Challenge:
Scan the records below for lines with the word "Test", then state how many you find and nothing else.
[Start]
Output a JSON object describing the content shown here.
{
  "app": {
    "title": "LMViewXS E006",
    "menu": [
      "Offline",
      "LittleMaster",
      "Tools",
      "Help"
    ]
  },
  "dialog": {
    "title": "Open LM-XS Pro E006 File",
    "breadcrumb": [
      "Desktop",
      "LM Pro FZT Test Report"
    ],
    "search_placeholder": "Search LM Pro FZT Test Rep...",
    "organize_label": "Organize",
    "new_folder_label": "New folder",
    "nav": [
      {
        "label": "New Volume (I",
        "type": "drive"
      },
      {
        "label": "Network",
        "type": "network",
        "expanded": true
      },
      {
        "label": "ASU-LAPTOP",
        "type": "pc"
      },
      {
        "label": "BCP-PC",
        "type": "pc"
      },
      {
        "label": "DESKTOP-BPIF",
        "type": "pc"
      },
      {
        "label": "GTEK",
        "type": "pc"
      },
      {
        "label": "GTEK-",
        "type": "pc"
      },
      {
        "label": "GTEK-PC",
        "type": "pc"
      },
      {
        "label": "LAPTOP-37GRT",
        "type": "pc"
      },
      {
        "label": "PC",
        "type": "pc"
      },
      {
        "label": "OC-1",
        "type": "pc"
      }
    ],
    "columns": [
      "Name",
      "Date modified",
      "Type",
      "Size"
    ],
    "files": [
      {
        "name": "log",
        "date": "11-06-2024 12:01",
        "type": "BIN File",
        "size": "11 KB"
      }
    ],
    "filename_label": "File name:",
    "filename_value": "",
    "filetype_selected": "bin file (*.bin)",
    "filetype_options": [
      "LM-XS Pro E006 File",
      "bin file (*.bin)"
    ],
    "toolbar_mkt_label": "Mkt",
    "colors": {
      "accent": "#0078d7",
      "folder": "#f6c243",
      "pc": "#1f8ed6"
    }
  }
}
[End]
[Start]
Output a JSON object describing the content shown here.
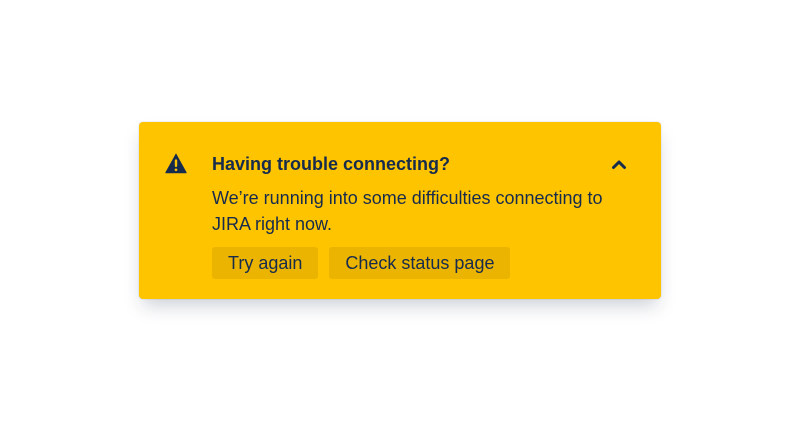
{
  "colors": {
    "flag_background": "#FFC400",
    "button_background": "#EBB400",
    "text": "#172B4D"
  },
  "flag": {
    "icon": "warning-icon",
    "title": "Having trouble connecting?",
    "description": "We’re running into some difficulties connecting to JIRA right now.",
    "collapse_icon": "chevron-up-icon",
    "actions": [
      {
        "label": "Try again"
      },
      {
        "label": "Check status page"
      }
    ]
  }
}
[End]
[Start]
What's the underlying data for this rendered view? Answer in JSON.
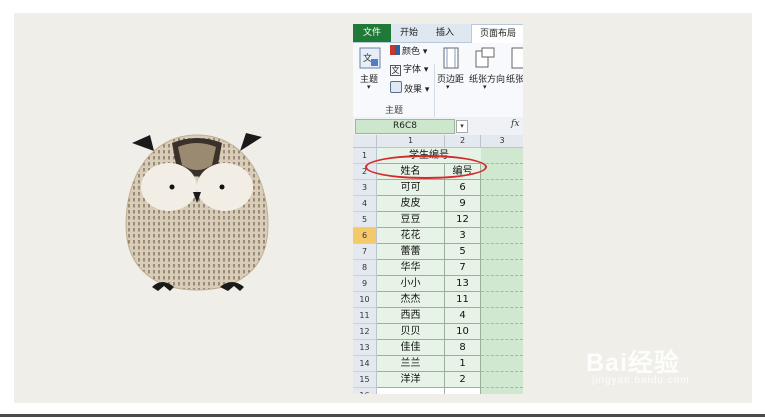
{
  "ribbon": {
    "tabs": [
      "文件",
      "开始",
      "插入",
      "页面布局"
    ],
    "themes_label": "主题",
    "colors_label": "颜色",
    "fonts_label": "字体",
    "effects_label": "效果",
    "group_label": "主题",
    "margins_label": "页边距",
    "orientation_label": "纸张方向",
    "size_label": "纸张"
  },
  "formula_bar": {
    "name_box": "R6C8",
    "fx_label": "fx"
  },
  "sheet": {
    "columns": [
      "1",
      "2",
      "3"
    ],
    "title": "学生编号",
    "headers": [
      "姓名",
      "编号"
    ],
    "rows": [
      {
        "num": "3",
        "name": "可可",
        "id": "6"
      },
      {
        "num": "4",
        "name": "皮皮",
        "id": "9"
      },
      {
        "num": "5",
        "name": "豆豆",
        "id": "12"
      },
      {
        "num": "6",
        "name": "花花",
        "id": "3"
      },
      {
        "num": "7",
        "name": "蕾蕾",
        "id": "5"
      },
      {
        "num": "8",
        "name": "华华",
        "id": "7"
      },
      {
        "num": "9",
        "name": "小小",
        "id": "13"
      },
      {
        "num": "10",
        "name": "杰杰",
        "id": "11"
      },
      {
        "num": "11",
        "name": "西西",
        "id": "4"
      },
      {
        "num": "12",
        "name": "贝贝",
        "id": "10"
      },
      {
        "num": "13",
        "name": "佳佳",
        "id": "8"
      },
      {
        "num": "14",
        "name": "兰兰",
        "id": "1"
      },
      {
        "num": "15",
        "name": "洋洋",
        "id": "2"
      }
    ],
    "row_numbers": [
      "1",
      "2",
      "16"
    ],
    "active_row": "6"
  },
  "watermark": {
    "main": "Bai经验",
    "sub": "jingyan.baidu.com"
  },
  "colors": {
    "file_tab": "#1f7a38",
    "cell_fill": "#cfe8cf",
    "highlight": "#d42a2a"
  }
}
[End]
Solution to this problem:
2